§ What is required
Print each line exactly as it is given.

§ Stored items
----------------

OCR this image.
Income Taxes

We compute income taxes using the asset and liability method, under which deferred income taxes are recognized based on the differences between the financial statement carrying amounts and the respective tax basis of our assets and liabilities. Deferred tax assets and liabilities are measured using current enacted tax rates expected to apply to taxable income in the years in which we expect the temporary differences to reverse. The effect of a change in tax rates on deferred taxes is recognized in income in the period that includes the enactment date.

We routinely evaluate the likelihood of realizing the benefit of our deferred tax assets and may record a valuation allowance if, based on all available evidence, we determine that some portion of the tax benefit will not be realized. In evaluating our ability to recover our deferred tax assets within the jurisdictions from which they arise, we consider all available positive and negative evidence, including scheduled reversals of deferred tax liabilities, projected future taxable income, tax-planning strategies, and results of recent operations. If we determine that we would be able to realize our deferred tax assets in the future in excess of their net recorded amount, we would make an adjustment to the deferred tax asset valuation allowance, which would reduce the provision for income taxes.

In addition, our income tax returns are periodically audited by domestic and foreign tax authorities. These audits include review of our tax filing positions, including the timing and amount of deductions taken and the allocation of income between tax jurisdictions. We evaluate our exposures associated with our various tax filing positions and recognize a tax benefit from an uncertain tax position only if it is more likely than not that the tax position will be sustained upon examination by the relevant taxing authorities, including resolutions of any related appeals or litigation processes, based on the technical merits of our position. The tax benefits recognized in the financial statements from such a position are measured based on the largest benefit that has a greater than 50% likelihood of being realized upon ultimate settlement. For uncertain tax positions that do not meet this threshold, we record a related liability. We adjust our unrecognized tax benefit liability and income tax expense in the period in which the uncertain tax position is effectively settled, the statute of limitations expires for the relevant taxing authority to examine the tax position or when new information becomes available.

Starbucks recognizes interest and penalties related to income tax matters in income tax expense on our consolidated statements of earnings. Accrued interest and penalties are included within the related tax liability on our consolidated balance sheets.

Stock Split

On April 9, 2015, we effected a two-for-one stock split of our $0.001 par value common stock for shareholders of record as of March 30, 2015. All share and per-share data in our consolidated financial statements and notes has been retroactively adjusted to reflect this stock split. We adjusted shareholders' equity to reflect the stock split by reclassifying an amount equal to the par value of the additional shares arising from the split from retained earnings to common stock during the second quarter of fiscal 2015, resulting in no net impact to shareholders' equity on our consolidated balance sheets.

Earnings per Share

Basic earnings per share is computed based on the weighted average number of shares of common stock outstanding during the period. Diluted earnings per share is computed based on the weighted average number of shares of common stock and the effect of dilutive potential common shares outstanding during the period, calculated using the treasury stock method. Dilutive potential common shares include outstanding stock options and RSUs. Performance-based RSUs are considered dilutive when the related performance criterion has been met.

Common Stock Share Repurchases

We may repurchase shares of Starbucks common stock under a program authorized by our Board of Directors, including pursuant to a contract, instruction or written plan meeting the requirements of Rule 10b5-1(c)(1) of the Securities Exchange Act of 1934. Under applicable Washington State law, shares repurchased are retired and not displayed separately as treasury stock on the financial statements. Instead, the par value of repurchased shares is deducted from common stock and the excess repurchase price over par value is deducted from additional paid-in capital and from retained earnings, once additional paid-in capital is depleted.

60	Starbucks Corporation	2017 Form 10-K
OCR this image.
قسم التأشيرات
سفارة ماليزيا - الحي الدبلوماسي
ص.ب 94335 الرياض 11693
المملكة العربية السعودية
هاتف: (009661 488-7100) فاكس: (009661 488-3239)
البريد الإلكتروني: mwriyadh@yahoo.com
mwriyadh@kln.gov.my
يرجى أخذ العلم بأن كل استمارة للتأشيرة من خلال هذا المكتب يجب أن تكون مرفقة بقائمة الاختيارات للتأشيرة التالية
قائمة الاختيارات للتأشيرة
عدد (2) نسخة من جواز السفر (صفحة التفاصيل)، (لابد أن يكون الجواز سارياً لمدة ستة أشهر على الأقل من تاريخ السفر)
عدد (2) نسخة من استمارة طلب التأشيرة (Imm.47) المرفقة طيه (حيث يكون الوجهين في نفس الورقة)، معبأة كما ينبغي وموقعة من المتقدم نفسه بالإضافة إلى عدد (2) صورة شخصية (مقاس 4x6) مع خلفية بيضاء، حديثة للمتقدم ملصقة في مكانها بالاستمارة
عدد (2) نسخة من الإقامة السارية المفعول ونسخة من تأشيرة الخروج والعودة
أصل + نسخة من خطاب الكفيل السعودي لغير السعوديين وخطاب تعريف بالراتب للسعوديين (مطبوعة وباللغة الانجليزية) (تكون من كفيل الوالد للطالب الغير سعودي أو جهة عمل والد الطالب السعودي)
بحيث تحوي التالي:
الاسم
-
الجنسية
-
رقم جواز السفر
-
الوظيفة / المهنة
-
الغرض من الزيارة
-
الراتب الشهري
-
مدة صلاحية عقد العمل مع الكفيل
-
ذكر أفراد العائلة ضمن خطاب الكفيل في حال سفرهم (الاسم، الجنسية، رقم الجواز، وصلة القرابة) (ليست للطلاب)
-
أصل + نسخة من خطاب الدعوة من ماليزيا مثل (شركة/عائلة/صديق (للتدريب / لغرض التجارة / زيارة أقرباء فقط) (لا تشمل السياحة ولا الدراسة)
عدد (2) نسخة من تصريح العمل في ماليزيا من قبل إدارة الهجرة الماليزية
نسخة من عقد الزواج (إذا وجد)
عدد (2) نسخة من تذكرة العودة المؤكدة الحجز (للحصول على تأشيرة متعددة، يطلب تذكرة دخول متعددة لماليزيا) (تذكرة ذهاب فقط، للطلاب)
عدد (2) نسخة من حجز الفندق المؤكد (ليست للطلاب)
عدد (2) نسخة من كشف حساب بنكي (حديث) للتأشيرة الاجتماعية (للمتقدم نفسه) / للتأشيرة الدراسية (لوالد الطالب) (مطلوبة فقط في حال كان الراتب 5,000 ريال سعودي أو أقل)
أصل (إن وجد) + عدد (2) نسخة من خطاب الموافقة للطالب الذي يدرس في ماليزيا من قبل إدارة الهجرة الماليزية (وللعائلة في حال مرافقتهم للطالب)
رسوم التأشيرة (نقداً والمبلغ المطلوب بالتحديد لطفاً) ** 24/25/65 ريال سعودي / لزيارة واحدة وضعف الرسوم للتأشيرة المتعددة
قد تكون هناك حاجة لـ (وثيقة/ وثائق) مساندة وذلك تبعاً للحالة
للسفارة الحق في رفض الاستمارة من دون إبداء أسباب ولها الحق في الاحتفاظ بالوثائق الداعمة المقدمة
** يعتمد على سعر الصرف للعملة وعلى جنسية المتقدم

----------------

§ Task answer
OCR this image.
Income Taxes

We compute income taxes using the asset and liability method, under which deferred income taxes are recognized based on the differences between the financial statement carrying amounts and the respective tax basis of our assets and liabilities. Deferred tax assets and liabilities are measured using current enacted tax rates expected to apply to taxable income in the years in which we expect the temporary differences to reverse. The effect of a change in tax rates on deferred taxes is recognized in income in the period that includes the enactment date.

We routinely evaluate the likelihood of realizing the benefit of our deferred tax assets and may record a valuation allowance if, based on all available evidence, we determine that some portion of the tax benefit will not be realized. In evaluating our ability to recover our deferred tax assets within the jurisdictions from which they arise, we consider all available positive and negative evidence, including scheduled reversals of deferred tax liabilities, projected future taxable income, tax-planning strategies, and results of recent operations. If we determine that we would be able to realize our deferred tax assets in the future in excess of their net recorded amount, we would make an adjustment to the deferred tax asset valuation allowance, which would reduce the provision for income taxes.

In addition, our income tax returns are periodically audited by domestic and foreign tax authorities. These audits include review of our tax filing positions, including the timing and amount of deductions taken and the allocation of income between tax jurisdictions. We evaluate our exposures associated with our various tax filing positions and recognize a tax benefit from an uncertain tax position only if it is more likely than not that the tax position will be sustained upon examination by the relevant taxing authorities, including resolutions of any related appeals or litigation processes, based on the technical merits of our position. The tax benefits recognized in the financial statements from such a position are measured based on the largest benefit that has a greater than 50% likelihood of being realized upon ultimate settlement. For uncertain tax positions that do not meet this threshold, we record a related liability. We adjust our unrecognized tax benefit liability and income tax expense in the period in which the uncertain tax position is effectively settled, the statute of limitations expires for the relevant taxing authority to examine the tax position or when new information becomes available.

Starbucks recognizes interest and penalties related to income tax matters in income tax expense on our consolidated statements of earnings. Accrued interest and penalties are included within the related tax liability on our consolidated balance sheets.

Stock Split

On April 9, 2015, we effected a two-for-one stock split of our $0.001 par value common stock for shareholders of record as of March 30, 2015. All share and per-share data in our consolidated financial statements and notes has been retroactively adjusted to reflect this stock split. We adjusted shareholders' equity to reflect the stock split by reclassifying an amount equal to the par value of the additional shares arising from the split from retained earnings to common stock during the second quarter of fiscal 2015, resulting in no net impact to shareholders' equity on our consolidated balance sheets.

Earnings per Share

Basic earnings per share is computed based on the weighted average number of shares of common stock outstanding during the period. Diluted earnings per share is computed based on the weighted average number of shares of common stock and the effect of dilutive potential common shares outstanding during the period, calculated using the treasury stock method. Dilutive potential common shares include outstanding stock options and RSUs. Performance-based RSUs are considered dilutive when the related performance criterion has been met.

Common Stock Share Repurchases

We may repurchase shares of Starbucks common stock under a program authorized by our Board of Directors, including pursuant to a contract, instruction or written plan meeting the requirements of Rule 10b5-1(c)(1) of the Securities Exchange Act of 1934. Under applicable Washington State law, shares repurchased are retired and not displayed separately as treasury stock on the financial statements. Instead, the par value of repurchased shares is deducted from common stock and the excess repurchase price over par value is deducted from additional paid-in capital and from retained earnings, once additional paid-in capital is depleted.

60	Starbucks Corporation	2017 Form 10-K
OCR this image.
قسم التأشيرات
سفارة ماليزيا - الحي الدبلوماسي
ص.ب 94335 الرياض 11693
المملكة العربية السعودية
هاتف: (009661 488-7100) فاكس: (009661 488-3239)
البريد الإلكتروني: mwriyadh@yahoo.com
mwriyadh@kln.gov.my
يرجى أخذ العلم بأن كل استمارة للتأشيرة من خلال هذا المكتب يجب أن تكون مرفقة بقائمة الاختيارات للتأشيرة التالية
قائمة الاختيارات للتأشيرة
عدد (2) نسخة من جواز السفر (صفحة التفاصيل)، (لابد أن يكون الجواز سارياً لمدة ستة أشهر على الأقل من تاريخ السفر)
عدد (2) نسخة من استمارة طلب التأشيرة (Imm.47) المرفقة طيه (حيث يكون الوجهين في نفس الورقة)، معبأة كما ينبغي وموقعة من المتقدم نفسه بالإضافة إلى عدد (2) صورة شخصية (مقاس 4x6) مع خلفية بيضاء، حديثة للمتقدم ملصقة في مكانها بالاستمارة
عدد (2) نسخة من الإقامة السارية المفعول ونسخة من تأشيرة الخروج والعودة
أصل + نسخة من خطاب الكفيل السعودي لغير السعوديين وخطاب تعريف بالراتب للسعوديين (مطبوعة وباللغة الانجليزية) (تكون من كفيل الوالد للطالب الغير سعودي أو جهة عمل والد الطالب السعودي)
بحيث تحوي التالي:
الاسم
-
الجنسية
-
رقم جواز السفر
-
الوظيفة / المهنة
-
الغرض من الزيارة
-
الراتب الشهري
-
مدة صلاحية عقد العمل مع الكفيل
-
ذكر أفراد العائلة ضمن خطاب الكفيل في حال سفرهم (الاسم، الجنسية، رقم الجواز، وصلة القرابة) (ليست للطلاب)
-
أصل + نسخة من خطاب الدعوة من ماليزيا مثل (شركة/عائلة/صديق (للتدريب / لغرض التجارة / زيارة أقرباء فقط) (لا تشمل السياحة ولا الدراسة)
عدد (2) نسخة من تصريح العمل في ماليزيا من قبل إدارة الهجرة الماليزية
نسخة من عقد الزواج (إذا وجد)
عدد (2) نسخة من تذكرة العودة المؤكدة الحجز (للحصول على تأشيرة متعددة، يطلب تذكرة دخول متعددة لماليزيا) (تذكرة ذهاب فقط، للطلاب)
عدد (2) نسخة من حجز الفندق المؤكد (ليست للطلاب)
عدد (2) نسخة من كشف حساب بنكي (حديث) للتأشيرة الاجتماعية (للمتقدم نفسه) / للتأشيرة الدراسية (لوالد الطالب) (مطلوبة فقط في حال كان الراتب 5,000 ريال سعودي أو أقل)
أصل (إن وجد) + عدد (2) نسخة من خطاب الموافقة للطالب الذي يدرس في ماليزيا من قبل إدارة الهجرة الماليزية (وللعائلة في حال مرافقتهم للطالب)
رسوم التأشيرة (نقداً والمبلغ المطلوب بالتحديد لطفاً) ** 24/25/65 ريال سعودي / لزيارة واحدة وضعف الرسوم للتأشيرة المتعددة
قد تكون هناك حاجة لـ (وثيقة/ وثائق) مساندة وذلك تبعاً للحالة
للسفارة الحق في رفض الاستمارة من دون إبداء أسباب ولها الحق في الاحتفاظ بالوثائق الداعمة المقدمة
** يعتمد على سعر الصرف للعملة وعلى جنسية المتقدم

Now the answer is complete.